> _What the task requires_: Search the records for "billion". Copy every line where it appears.

Stored entries:
-------

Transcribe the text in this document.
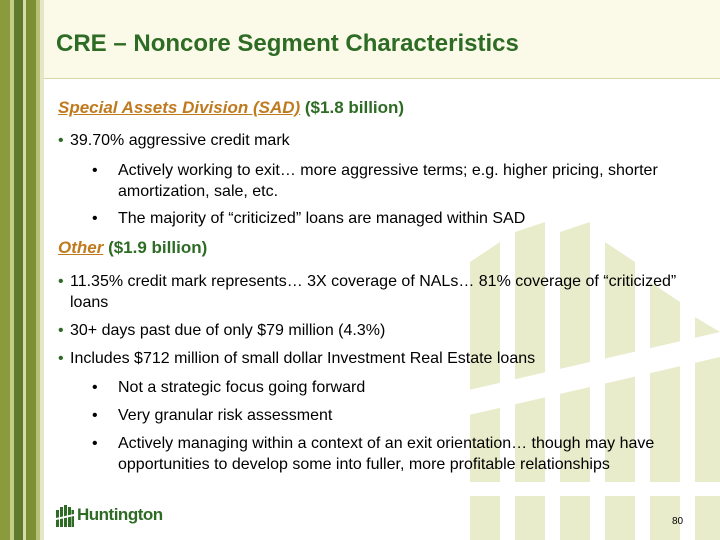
CRE – Noncore Segment Characteristics
Special Assets Division (SAD) ($1.8 billion)
• 39.70% aggressive credit mark
•	Actively working to exit… more aggressive terms; e.g. higher pricing, shorter amortization, sale, etc.
•	The majority of “criticized” loans are managed within SAD
Other ($1.9 billion)
• 11.35% credit mark represents… 3X coverage of NALs… 81% coverage of “criticized” loans
• 30+ days past due of only $79 million (4.3%)
• Includes $712 million of small dollar Investment Real Estate loans
•	Not a strategic focus going forward
•	Very granular risk assessment
•	Actively managing within a context of an exit orientation… though may have opportunities to develop some into fuller, more profitable relationships
Huntington	80
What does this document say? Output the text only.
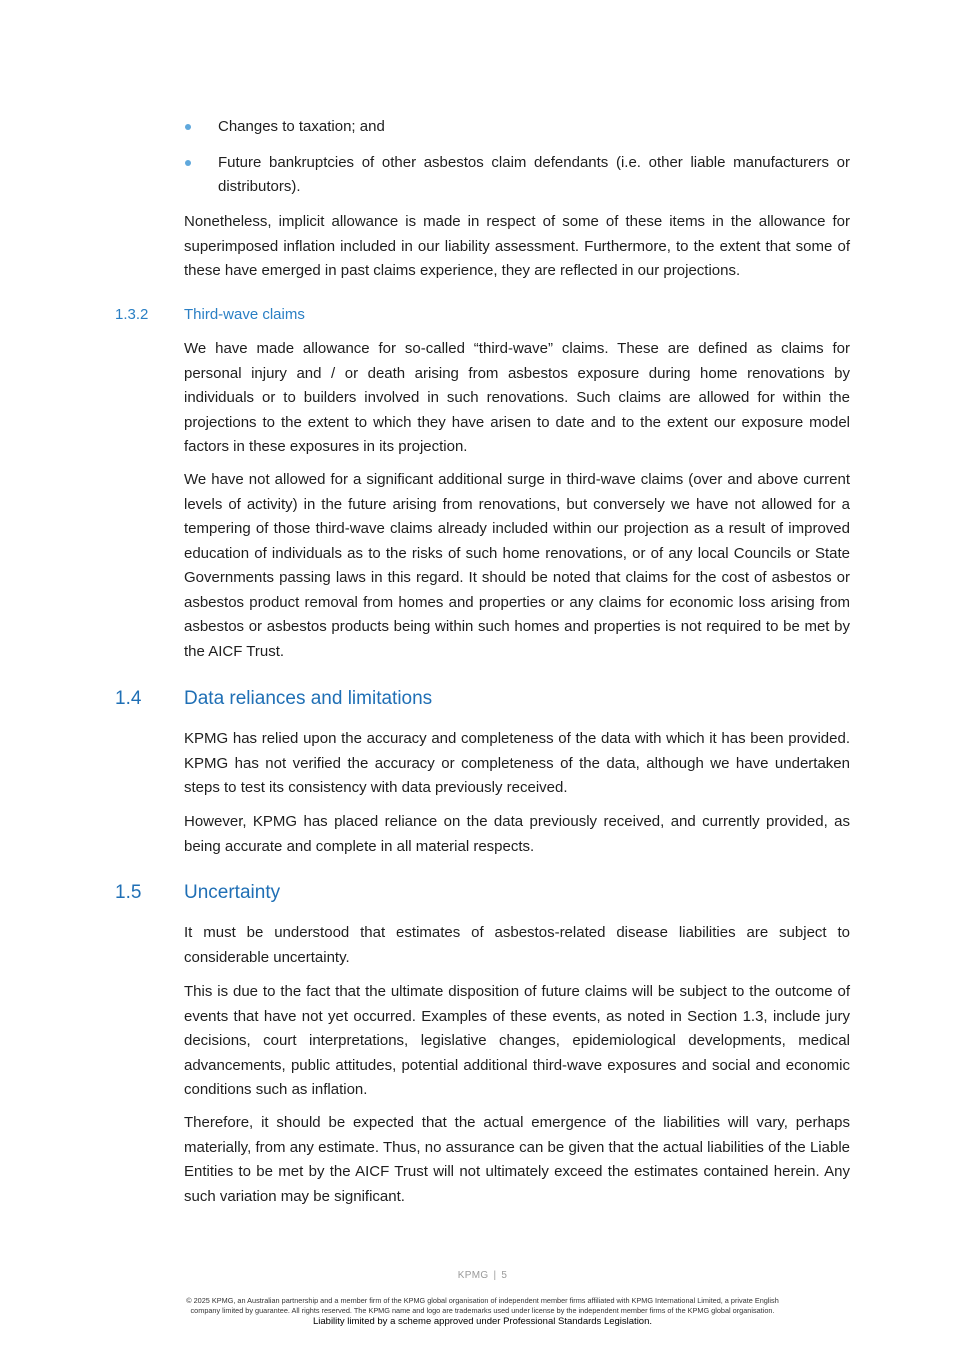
Changes to taxation; and
Future bankruptcies of other asbestos claim defendants (i.e. other liable manufacturers or distributors).

Nonetheless, implicit allowance is made in respect of some of these items in the allowance for superimposed inflation included in our liability assessment. Furthermore, to the extent that some of these have emerged in past claims experience, they are reflected in our projections.

1.3.2 Third-wave claims

We have made allowance for so-called “third-wave” claims. These are defined as claims for personal injury and / or death arising from asbestos exposure during home renovations by individuals or to builders involved in such renovations. Such claims are allowed for within the projections to the extent to which they have arisen to date and to the extent our exposure model factors in these exposures in its projection.

We have not allowed for a significant additional surge in third-wave claims (over and above current levels of activity) in the future arising from renovations, but conversely we have not allowed for a tempering of those third-wave claims already included within our projection as a result of improved education of individuals as to the risks of such home renovations, or of any local Councils or State Governments passing laws in this regard. It should be noted that claims for the cost of asbestos or asbestos product removal from homes and properties or any claims for economic loss arising from asbestos or asbestos products being within such homes and properties is not required to be met by the AICF Trust.

1.4 Data reliances and limitations

KPMG has relied upon the accuracy and completeness of the data with which it has been provided. KPMG has not verified the accuracy or completeness of the data, although we have undertaken steps to test its consistency with data previously received.

However, KPMG has placed reliance on the data previously received, and currently provided, as being accurate and complete in all material respects.

1.5 Uncertainty

It must be understood that estimates of asbestos-related disease liabilities are subject to considerable uncertainty.

This is due to the fact that the ultimate disposition of future claims will be subject to the outcome of events that have not yet occurred. Examples of these events, as noted in Section 1.3, include jury decisions, court interpretations, legislative changes, epidemiological developments, medical advancements, public attitudes, potential additional third-wave exposures and social and economic conditions such as inflation.

Therefore, it should be expected that the actual emergence of the liabilities will vary, perhaps materially, from any estimate. Thus, no assurance can be given that the actual liabilities of the Liable Entities to be met by the AICF Trust will not ultimately exceed the estimates contained herein. Any such variation may be significant.

KPMG | 5

© 2025 KPMG, an Australian partnership and a member firm of the KPMG global organisation of independent member firms affiliated with KPMG International Limited, a private English

company limited by guarantee. All rights reserved. The KPMG name and logo are trademarks used under license by the independent member firms of the KPMG global organisation.

Liability limited by a scheme approved under Professional Standards Legislation.
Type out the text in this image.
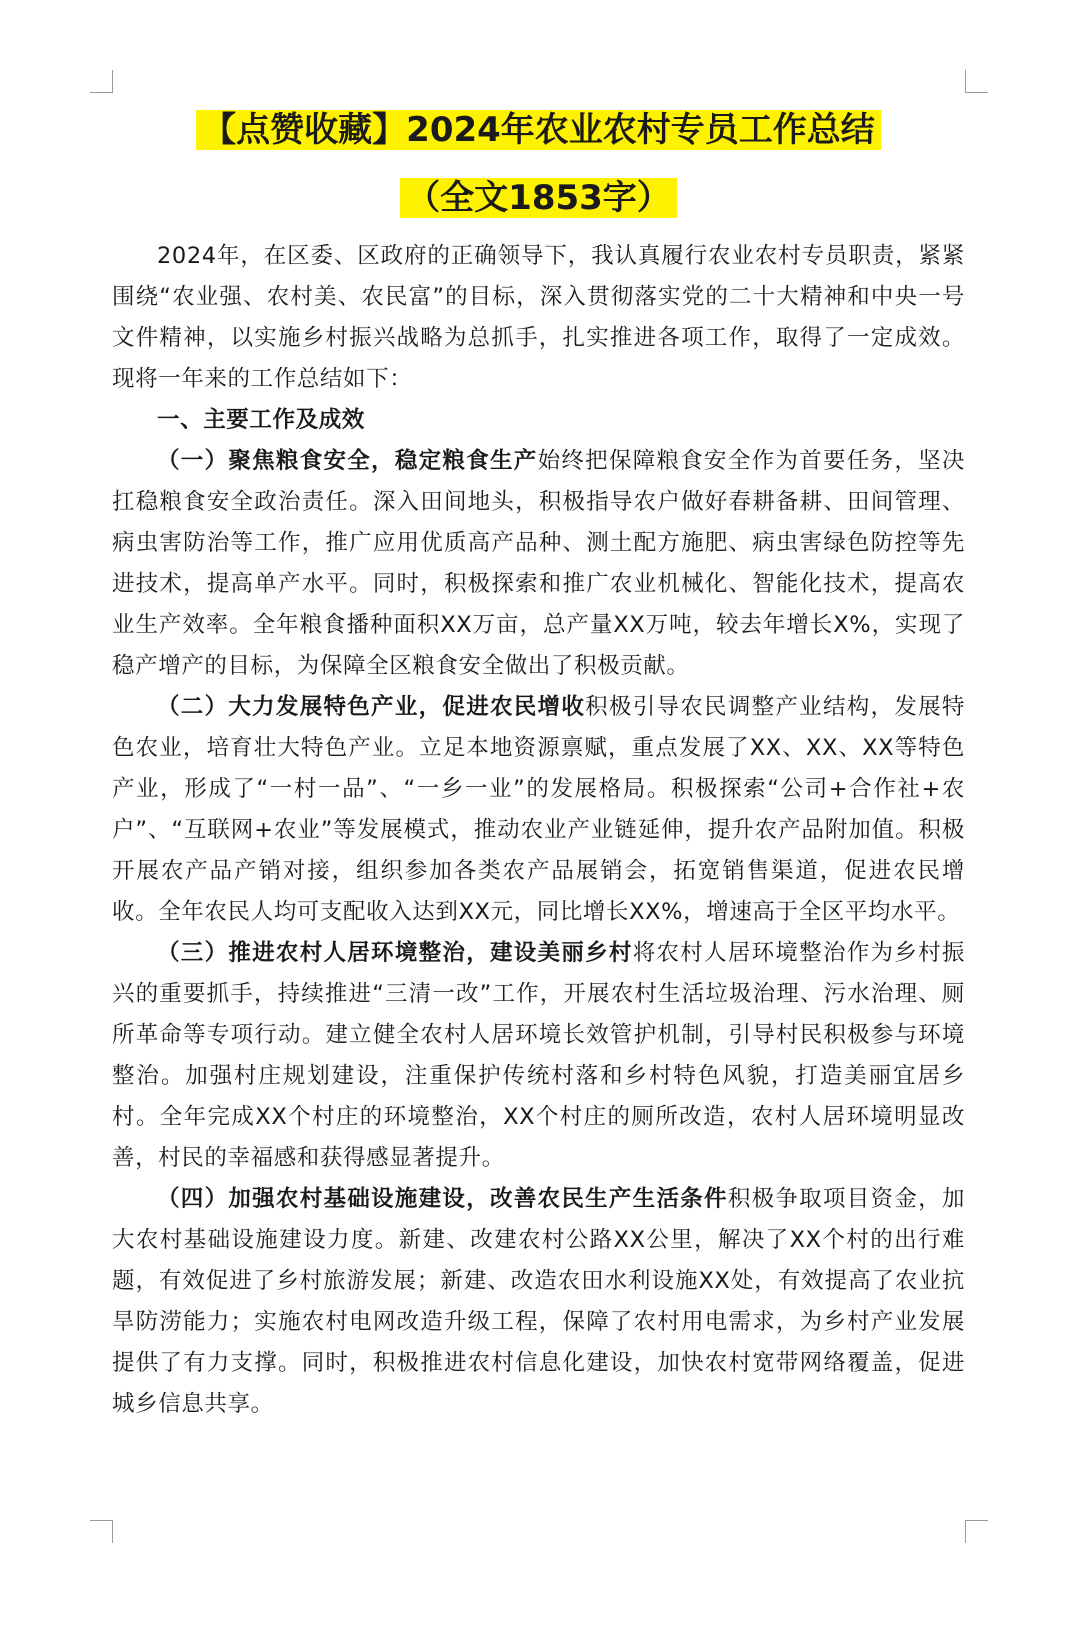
【点赞收藏】2024年农业农村专员工作总结
（全文1853字）

2024年，在区委、区政府的正确领导下，我认真履行农业农村专员职责，紧紧围绕“农业强、农村美、农民富”的目标，深入贯彻落实党的二十大精神和中央一号文件精神，以实施乡村振兴战略为总抓手，扎实推进各项工作，取得了一定成效。现将一年来的工作总结如下：

一、主要工作及成效

（一）聚焦粮食安全，稳定粮食生产始终把保障粮食安全作为首要任务，坚决扛稳粮食安全政治责任。深入田间地头，积极指导农户做好春耕备耕、田间管理、病虫害防治等工作，推广应用优质高产品种、测土配方施肥、病虫害绿色防控等先进技术，提高单产水平。同时，积极探索和推广农业机械化、智能化技术，提高农业生产效率。全年粮食播种面积XX万亩，总产量XX万吨，较去年增长X%，实现了稳产增产的目标，为保障全区粮食安全做出了积极贡献。

（二）大力发展特色产业，促进农民增收积极引导农民调整产业结构，发展特色农业，培育壮大特色产业。立足本地资源禀赋，重点发展了XX、XX、XX等特色产业，形成了“一村一品”、“一乡一业”的发展格局。积极探索“公司+合作社+农户”、“互联网+农业”等发展模式，推动农业产业链延伸，提升农产品附加值。积极开展农产品产销对接，组织参加各类农产品展销会，拓宽销售渠道，促进农民增收。全年农民人均可支配收入达到XX元，同比增长XX%，增速高于全区平均水平。

（三）推进农村人居环境整治，建设美丽乡村将农村人居环境整治作为乡村振兴的重要抓手，持续推进“三清一改”工作，开展农村生活垃圾治理、污水治理、厕所革命等专项行动。建立健全农村人居环境长效管护机制，引导村民积极参与环境整治。加强村庄规划建设，注重保护传统村落和乡村特色风貌，打造美丽宜居乡村。全年完成XX个村庄的环境整治，XX个村庄的厕所改造，农村人居环境明显改善，村民的幸福感和获得感显著提升。

（四）加强农村基础设施建设，改善农民生产生活条件积极争取项目资金，加大农村基础设施建设力度。新建、改建农村公路XX公里，解决了XX个村的出行难题，有效促进了乡村旅游发展；新建、改造农田水利设施XX处，有效提高了农业抗旱防涝能力；实施农村电网改造升级工程，保障了农村用电需求，为乡村产业发展提供了有力支撑。同时，积极推进农村信息化建设，加快农村宽带网络覆盖，促进城乡信息共享。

-------

> _Full solution_:
Special Assets Division (SAD) ($1.8 billion)
Other ($1.9 billion)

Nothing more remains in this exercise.